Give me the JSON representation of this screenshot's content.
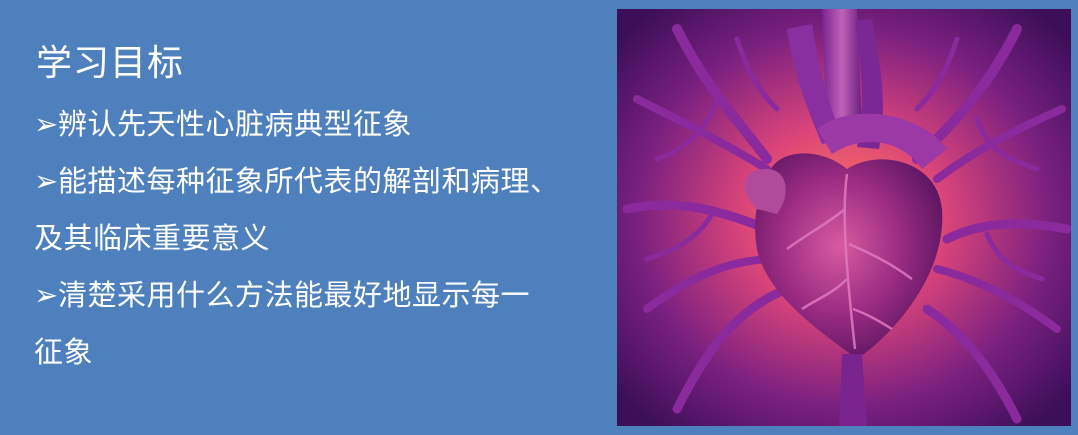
{
  "slide": {
    "title": "学习目标",
    "bullets": [
      {
        "marker": "➢",
        "text": "辨认先天性心脏病典型征象"
      },
      {
        "marker": "➢",
        "text": "能描述每种征象所代表的解剖和病理、"
      },
      {
        "marker": "",
        "text": "及其临床重要意义"
      },
      {
        "marker": "➢",
        "text": "清楚采用什么方法能最好地显示每一"
      },
      {
        "marker": "",
        "text": "征象"
      }
    ]
  },
  "image": {
    "subject": "heart-illustration",
    "colors": {
      "background_glow": "#ff6b5a",
      "background_dark": "#3d0f5a",
      "vessels": "#8a2a9c",
      "heart": "#a63a8c"
    }
  },
  "colors": {
    "slide_background": "#4f80be",
    "text": "#ffffff"
  }
}
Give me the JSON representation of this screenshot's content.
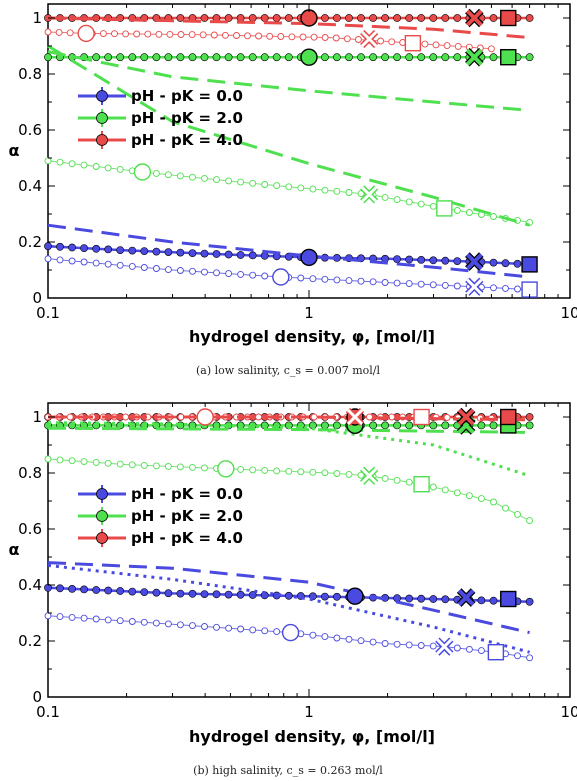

## TASK GOAL
Pictures in the data above should not be copied; transcribe everything else exactly.

## RESPONSE TO THIS TASK
Give me the JSON representation of this screenshot's content.
{
  "slide": {
    "title": "学习目标",
    "bullets": [
      {
        "marker": "➢",
        "text": "辨认先天性心脏病典型征象"
      },
      {
        "marker": "➢",
        "text": "能描述每种征象所代表的解剖和病理、"
      },
      {
        "marker": "",
        "text": "及其临床重要意义"
      },
      {
        "marker": "➢",
        "text": "清楚采用什么方法能最好地显示每一"
      },
      {
        "marker": "",
        "text": "征象"
      }
    ]
  },
  "image": {
    "subject": "heart-illustration",
    "colors": {
      "background_glow": "#ff6b5a",
      "background_dark": "#3d0f5a",
      "vessels": "#8a2a9c",
      "heart": "#a63a8c"
    }
  },
  "colors": {
    "slide_background": "#4f80be",
    "text": "#ffffff"
  }
}
Give me the JSON representation of this screenshot's content.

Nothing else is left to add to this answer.